── TASK INPUTS ──

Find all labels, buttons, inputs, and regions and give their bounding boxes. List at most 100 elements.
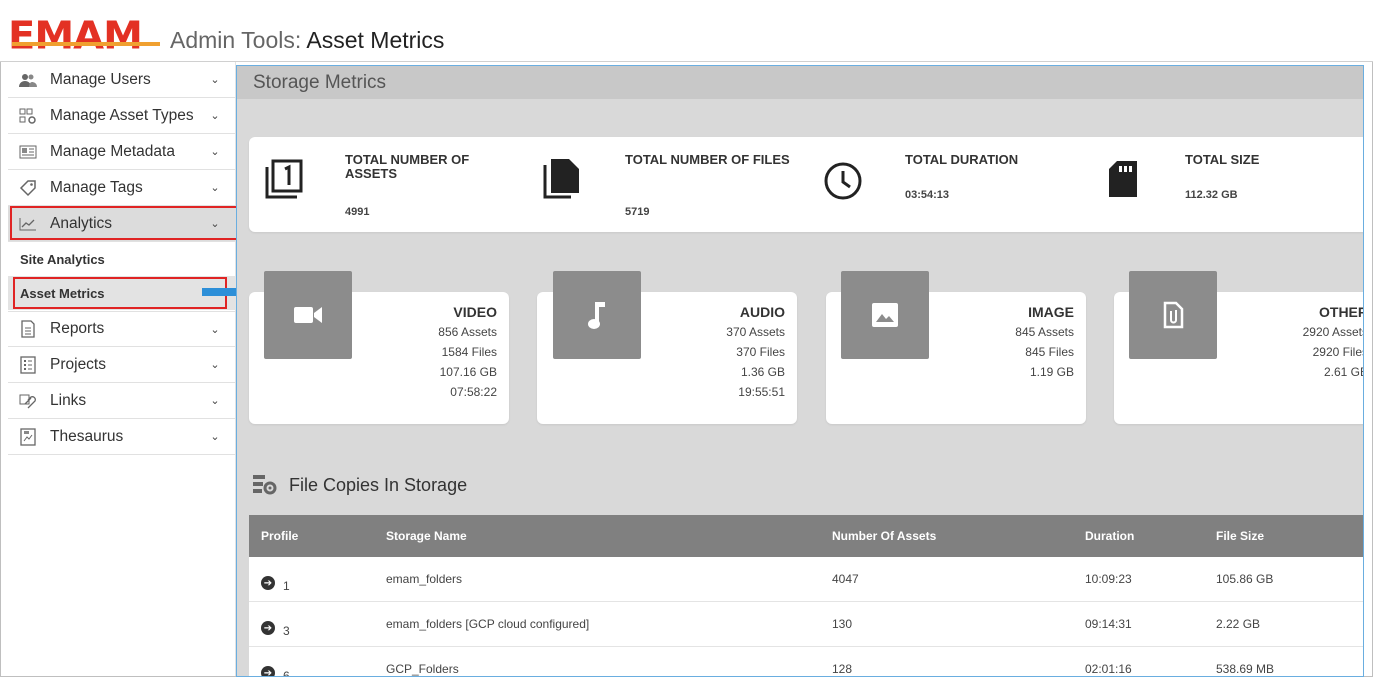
metadata-icon xyxy=(18,143,38,161)
file-size: 538.69 MB xyxy=(1216,662,1275,676)
report-icon xyxy=(18,320,38,338)
sidebar-item-links[interactable]: Links ⌄ xyxy=(8,383,236,419)
chevron-down-icon[interactable]: ⌄ xyxy=(208,109,222,122)
type-assets: 370 Assets xyxy=(726,325,785,339)
arrow-circle-right-icon[interactable]: ➔ xyxy=(261,621,275,635)
app-header: EMAM Admin Tools: Asset Metrics xyxy=(0,0,1373,62)
other-icon-box xyxy=(1129,271,1217,359)
type-files: 1584 Files xyxy=(441,345,497,359)
storage-name: emam_folders [GCP cloud configured] xyxy=(386,617,590,631)
type-files: 370 Files xyxy=(736,345,785,359)
video-camera-icon xyxy=(294,307,322,323)
chevron-down-icon[interactable]: ⌄ xyxy=(208,430,222,443)
sidebar-subitem-site-analytics[interactable]: Site Analytics xyxy=(8,242,236,276)
sidebar-item-thesaurus[interactable]: Thesaurus ⌄ xyxy=(8,419,236,455)
sidebar-item-label: Manage Metadata xyxy=(50,142,175,160)
type-name: IMAGE xyxy=(1028,304,1074,320)
header-duration[interactable]: Duration xyxy=(1085,529,1134,543)
total-assets: TOTAL NUMBER OF ASSETS 4991 xyxy=(249,137,529,232)
storage-name: emam_folders xyxy=(386,572,463,586)
total-label: TOTAL SIZE xyxy=(1185,152,1260,167)
type-size: 1.19 GB xyxy=(1029,365,1074,379)
sidebar: Manage Users ⌄ Manage Asset Types ⌄ Mana… xyxy=(8,62,238,676)
sd-card-icon xyxy=(1109,161,1137,197)
sidebar-item-projects[interactable]: Projects ⌄ xyxy=(8,347,236,383)
sidebar-item-reports[interactable]: Reports ⌄ xyxy=(8,311,236,347)
type-name: VIDEO xyxy=(453,304,497,320)
page-title-prefix: Admin Tools: xyxy=(170,27,307,53)
profile-id: 1 xyxy=(283,579,290,593)
sidebar-item-label: Manage Asset Types xyxy=(50,106,194,124)
table-row[interactable]: ➔ 1 emam_folders 4047 10:09:23 105.86 GB xyxy=(249,557,1363,602)
files-icon xyxy=(543,159,579,199)
link-icon xyxy=(18,392,38,410)
attachment-icon xyxy=(1163,301,1184,329)
file-copies-table: Profile Storage Name Number Of Assets Du… xyxy=(249,515,1363,676)
music-note-icon xyxy=(588,302,605,329)
sidebar-item-label: Manage Users xyxy=(50,70,151,88)
analytics-highlight-box xyxy=(10,206,238,240)
total-value: 5719 xyxy=(625,206,650,218)
page-title-main: Asset Metrics xyxy=(306,27,445,53)
section-title-storage-metrics: Storage Metrics xyxy=(253,72,387,93)
header-profile[interactable]: Profile xyxy=(261,529,298,543)
asset-types-icon xyxy=(18,107,38,125)
chevron-down-icon[interactable]: ⌄ xyxy=(208,358,222,371)
type-duration: 07:58:22 xyxy=(450,385,497,399)
total-files: TOTAL NUMBER OF FILES 5719 xyxy=(529,137,809,232)
type-size: 1.36 GB xyxy=(740,365,785,379)
chevron-down-icon[interactable]: ⌄ xyxy=(208,73,222,86)
sidebar-item-label: Manage Tags xyxy=(50,178,143,196)
type-assets: 856 Assets xyxy=(438,325,497,339)
arrow-circle-right-icon[interactable]: ➔ xyxy=(261,576,275,590)
assets-count-icon xyxy=(265,159,303,199)
emam-logo[interactable]: EMAM xyxy=(8,14,143,58)
storage-name: GCP_Folders xyxy=(386,662,459,676)
chevron-down-icon[interactable]: ⌄ xyxy=(208,181,222,194)
arrow-circle-right-icon[interactable]: ➔ xyxy=(261,666,275,676)
sidebar-item-label: Links xyxy=(50,391,87,409)
total-value: 03:54:13 xyxy=(905,189,950,201)
sidebar-item-manage-users[interactable]: Manage Users ⌄ xyxy=(8,62,236,98)
profile-cell: ➔ 3 xyxy=(261,618,290,638)
type-files: 2920 Files xyxy=(1312,345,1364,359)
table-row[interactable]: ➔ 3 emam_folders [GCP cloud configured] … xyxy=(249,602,1363,647)
type-size: 107.16 GB xyxy=(439,365,497,379)
asset-count: 130 xyxy=(832,617,853,631)
logo-text: EMAM xyxy=(8,14,143,58)
page-title: Admin Tools: Asset Metrics xyxy=(170,27,444,54)
duration: 09:14:31 xyxy=(1085,617,1132,631)
table-row[interactable]: ➔ 6 GCP_Folders 128 02:01:16 538.69 MB xyxy=(249,647,1363,676)
type-name: OTHER xyxy=(1319,304,1364,320)
asset-count: 4047 xyxy=(832,572,859,586)
sidebar-item-label: Thesaurus xyxy=(50,427,124,445)
sidebar-item-manage-tags[interactable]: Manage Tags ⌄ xyxy=(8,170,236,206)
sidebar-item-manage-metadata[interactable]: Manage Metadata ⌄ xyxy=(8,134,236,170)
audio-icon-box xyxy=(553,271,641,359)
total-label: TOTAL DURATION xyxy=(905,152,1019,167)
video-icon-box xyxy=(264,271,352,359)
sidebar-item-label: Projects xyxy=(50,355,106,373)
duration: 02:01:16 xyxy=(1085,662,1132,676)
type-assets: 2920 Assets xyxy=(1302,325,1364,339)
sidebar-item-manage-asset-types[interactable]: Manage Asset Types ⌄ xyxy=(8,98,236,134)
profile-cell: ➔ 1 xyxy=(261,573,290,593)
header-number-of-assets[interactable]: Number Of Assets xyxy=(832,529,936,543)
users-icon xyxy=(18,71,38,89)
tag-icon xyxy=(18,179,38,197)
type-name: AUDIO xyxy=(739,304,785,320)
chevron-down-icon[interactable]: ⌄ xyxy=(208,145,222,158)
table-header: Profile Storage Name Number Of Assets Du… xyxy=(249,515,1363,557)
image-icon xyxy=(872,303,898,327)
file-copies-heading: File Copies In Storage xyxy=(253,474,467,496)
chevron-down-icon[interactable]: ⌄ xyxy=(208,323,222,336)
sidebar-subitem-label: Site Analytics xyxy=(20,251,105,267)
chevron-down-icon[interactable]: ⌄ xyxy=(208,394,222,407)
header-storage-name[interactable]: Storage Name xyxy=(386,529,467,543)
header-file-size[interactable]: File Size xyxy=(1216,529,1264,543)
type-size: 2.61 GB xyxy=(1323,365,1364,379)
asset-metrics-highlight-box xyxy=(13,277,227,309)
total-duration: TOTAL DURATION 03:54:13 xyxy=(809,137,1089,232)
total-label: TOTAL NUMBER OF FILES xyxy=(625,152,790,167)
storage-settings-icon xyxy=(253,475,277,495)
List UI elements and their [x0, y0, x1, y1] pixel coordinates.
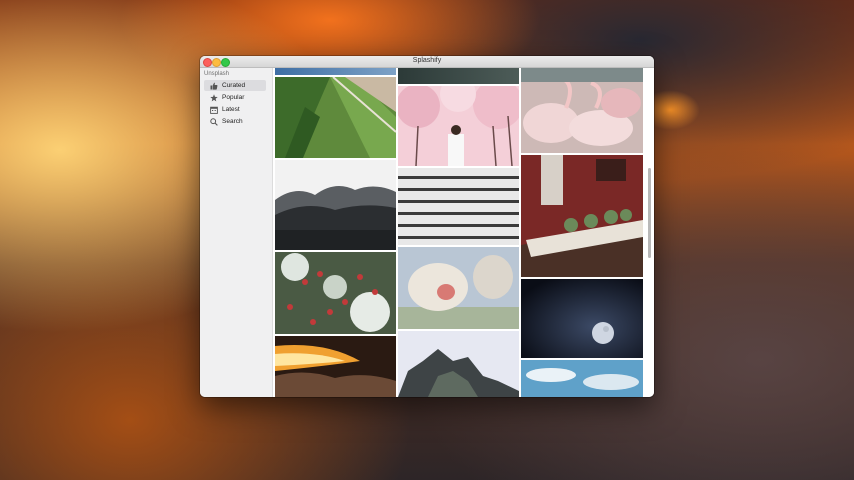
window-title: Splashify	[412, 57, 442, 64]
sidebar-section-header: Unsplash	[204, 71, 230, 77]
photo-pink-cherry-blossom-woman[interactable]	[398, 86, 519, 166]
photo-flamingos[interactable]	[521, 68, 643, 153]
photo-red-berries-snow[interactable]	[275, 252, 396, 334]
sidebar-item-curated[interactable]: Curated	[204, 80, 266, 91]
photo-blue-sky-clouds[interactable]	[521, 360, 643, 397]
photo-partial-top[interactable]	[275, 68, 396, 75]
photo-snow-monkey[interactable]	[398, 247, 519, 329]
photo-moon-night-sky[interactable]	[521, 279, 643, 358]
photo-misty-mountain-peaks[interactable]	[398, 331, 519, 397]
sidebar-item-latest[interactable]: Latest	[204, 104, 266, 115]
photo-aerial-fields[interactable]	[275, 77, 396, 158]
title-bar[interactable]: Splashify	[200, 56, 654, 68]
thumbs-up-icon	[210, 82, 218, 90]
photo-white-slatted-wall[interactable]	[398, 168, 519, 245]
splashify-window: Splashify Unsplash Curated Popular Lates…	[200, 56, 654, 397]
sidebar-item-label: Curated	[222, 82, 246, 89]
photo-dining-room-table[interactable]	[521, 155, 643, 277]
sidebar-item-label: Search	[222, 118, 243, 125]
photo-dark-fern[interactable]	[398, 68, 519, 84]
search-icon	[210, 118, 218, 126]
sidebar-item-popular[interactable]: Popular	[204, 92, 266, 103]
photo-misty-forest[interactable]	[275, 160, 396, 250]
sidebar-item-label: Latest	[222, 106, 240, 113]
vertical-scrollbar[interactable]	[648, 168, 651, 258]
calendar-icon	[210, 106, 218, 114]
photo-grid[interactable]	[273, 68, 654, 397]
photo-sunset-over-clouds[interactable]	[275, 336, 396, 397]
sidebar-item-label: Popular	[222, 94, 245, 101]
star-icon	[210, 94, 218, 102]
sidebar: Unsplash Curated Popular Latest Search	[200, 68, 273, 397]
sidebar-item-search[interactable]: Search	[204, 116, 266, 127]
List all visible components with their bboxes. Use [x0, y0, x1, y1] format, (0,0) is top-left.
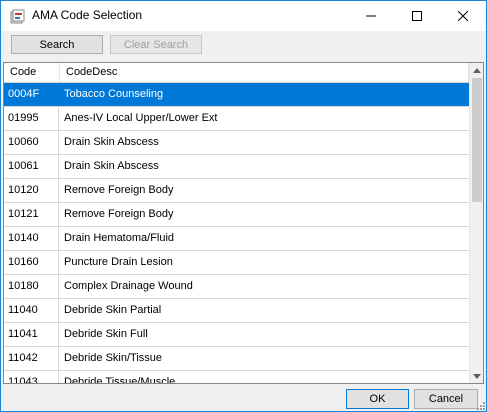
- cell-codedesc: Debride Skin Partial: [64, 304, 162, 316]
- table-row[interactable]: 11041 Debride Skin Full: [4, 323, 469, 347]
- table-row[interactable]: 11042 Debride Skin/Tissue: [4, 347, 469, 371]
- table-row[interactable]: 10060 Drain Skin Abscess: [4, 131, 469, 155]
- cell-code: 0004F: [4, 83, 59, 106]
- app-icon: [10, 9, 25, 24]
- minimize-button[interactable]: [348, 1, 394, 31]
- scroll-thumb[interactable]: [472, 78, 482, 202]
- vertical-scrollbar[interactable]: [469, 63, 483, 383]
- cell-codedesc: Remove Foreign Body: [64, 208, 174, 220]
- search-button[interactable]: Search: [11, 35, 103, 54]
- cell-codedesc: Drain Skin Abscess: [64, 136, 159, 148]
- window-title: AMA Code Selection: [32, 8, 143, 22]
- dialog-window: AMA Code Selection Search Clear Search C…: [0, 0, 487, 412]
- table-row[interactable]: 10061 Drain Skin Abscess: [4, 155, 469, 179]
- column-header-codedesc[interactable]: CodeDesc: [60, 63, 469, 82]
- cell-codedesc: Puncture Drain Lesion: [64, 256, 173, 268]
- resize-grip-icon[interactable]: [477, 402, 485, 410]
- cell-code: 10160: [4, 251, 59, 274]
- table-row[interactable]: 11043 Debride Tissue/Muscle: [4, 371, 469, 383]
- maximize-icon: [412, 11, 422, 21]
- minimize-icon: [366, 15, 376, 17]
- cell-code: 10121: [4, 203, 59, 226]
- scroll-up-icon: [473, 67, 481, 73]
- maximize-button[interactable]: [394, 1, 440, 31]
- column-header-code[interactable]: Code: [4, 63, 60, 82]
- cancel-button[interactable]: Cancel: [414, 389, 478, 409]
- cell-codedesc: Anes-IV Local Upper/Lower Ext: [64, 112, 218, 124]
- scroll-up-button[interactable]: [470, 63, 483, 77]
- cell-code: 10061: [4, 155, 59, 178]
- table-row[interactable]: 10120 Remove Foreign Body: [4, 179, 469, 203]
- close-button[interactable]: [440, 1, 486, 31]
- table-row[interactable]: 0004F Tobacco Counseling: [4, 83, 469, 107]
- table-row[interactable]: 11040 Debride Skin Partial: [4, 299, 469, 323]
- close-icon: [458, 11, 468, 21]
- code-grid[interactable]: Code CodeDesc 0004F Tobacco Counseling 01…: [3, 62, 484, 384]
- cell-codedesc: Tobacco Counseling: [64, 88, 164, 100]
- grid-header: Code CodeDesc: [4, 63, 469, 83]
- cell-codedesc: Debride Skin/Tissue: [64, 352, 163, 364]
- title-bar[interactable]: AMA Code Selection: [1, 1, 486, 31]
- cell-code: 11041: [4, 323, 59, 346]
- table-row[interactable]: 10180 Complex Drainage Wound: [4, 275, 469, 299]
- cell-codedesc: Drain Hematoma/Fluid: [64, 232, 175, 244]
- grid-rows: 0004F Tobacco Counseling 01995 Anes-IV Loc…: [4, 83, 469, 383]
- cell-code: 01995: [4, 107, 59, 130]
- cell-code: 10140: [4, 227, 59, 250]
- ok-button[interactable]: OK: [346, 389, 409, 409]
- cell-codedesc: Debride Tissue/Muscle: [64, 376, 176, 383]
- cell-code: 11043: [4, 371, 59, 383]
- table-row[interactable]: 01995 Anes-IV Local Upper/Lower Ext: [4, 107, 469, 131]
- cell-codedesc: Remove Foreign Body: [64, 184, 174, 196]
- cell-code: 11040: [4, 299, 59, 322]
- cell-codedesc: Complex Drainage Wound: [64, 280, 193, 292]
- table-row[interactable]: 10121 Remove Foreign Body: [4, 203, 469, 227]
- table-row[interactable]: 10140 Drain Hematoma/Fluid: [4, 227, 469, 251]
- scroll-down-button[interactable]: [470, 369, 483, 383]
- cell-code: 10180: [4, 275, 59, 298]
- cell-codedesc: Drain Skin Abscess: [64, 160, 159, 172]
- table-row[interactable]: 10160 Puncture Drain Lesion: [4, 251, 469, 275]
- clear-search-button[interactable]: Clear Search: [110, 35, 202, 54]
- cell-codedesc: Debride Skin Full: [64, 328, 148, 340]
- cell-code: 10060: [4, 131, 59, 154]
- cell-code: 11042: [4, 347, 59, 370]
- cell-code: 10120: [4, 179, 59, 202]
- scroll-down-icon: [473, 373, 481, 379]
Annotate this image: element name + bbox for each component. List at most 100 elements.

───

Convert the item lines into a Markdown table with the columns Row and Line text. Include only the lines from the one containing "- cell-codedesc: Debride Skin Partial: [64, 304, 162, 316]" through the one containing "- cell-codedesc: Puncture", number each row, and leave out any blank lines.

| Row | Line text |
|---|---|
| 1 | - cell-codedesc: Debride Skin Partial: [64, 304, 162, 316] |
| 2 | - table-row[interactable]: 11041 Debride Skin Full: [4, 323, 469, 347] |
| 3 | - table-row[interactable]: 11042 Debride Skin/Tissue: [4, 347, 469, 371] |
| 4 | - table-row[interactable]: 10060 Drain Skin Abscess: [4, 131, 469, 155] |
| 5 | - cell-code: 0004F: [4, 83, 59, 106] |
| 6 | - app-icon: [10, 9, 25, 24] |
| 7 | - minimize-button[interactable]: [348, 1, 394, 31] |
| 8 | - scroll-thumb[interactable]: [472, 78, 482, 202] |
| 9 | - vertical-scrollbar[interactable]: [469, 63, 483, 383] |
| 10 | - cell-codedesc: Remove Foreign Body: [64, 208, 174, 220] |
| 11 | - search-button[interactable]: Search: [11, 35, 103, 54] |
| 12 | - cell-codedesc: Drain Skin Abscess: [64, 136, 159, 148] |
| 13 | - window-title: AMA Code Selection: [32, 8, 143, 22] |
| 14 | - dialog-window: AMA Code Selection Search Clear Search C…: [0, 0, 487, 412] |
| 15 | - table-row[interactable]: 10061 Drain Skin Abscess: [4, 155, 469, 179] |
| 16 | - column-header-codedesc[interactable]: CodeDesc: [60, 63, 469, 82] |
| 17 | - cell-codedesc: Puncture Drain Lesion: [64, 256, 173, 268] |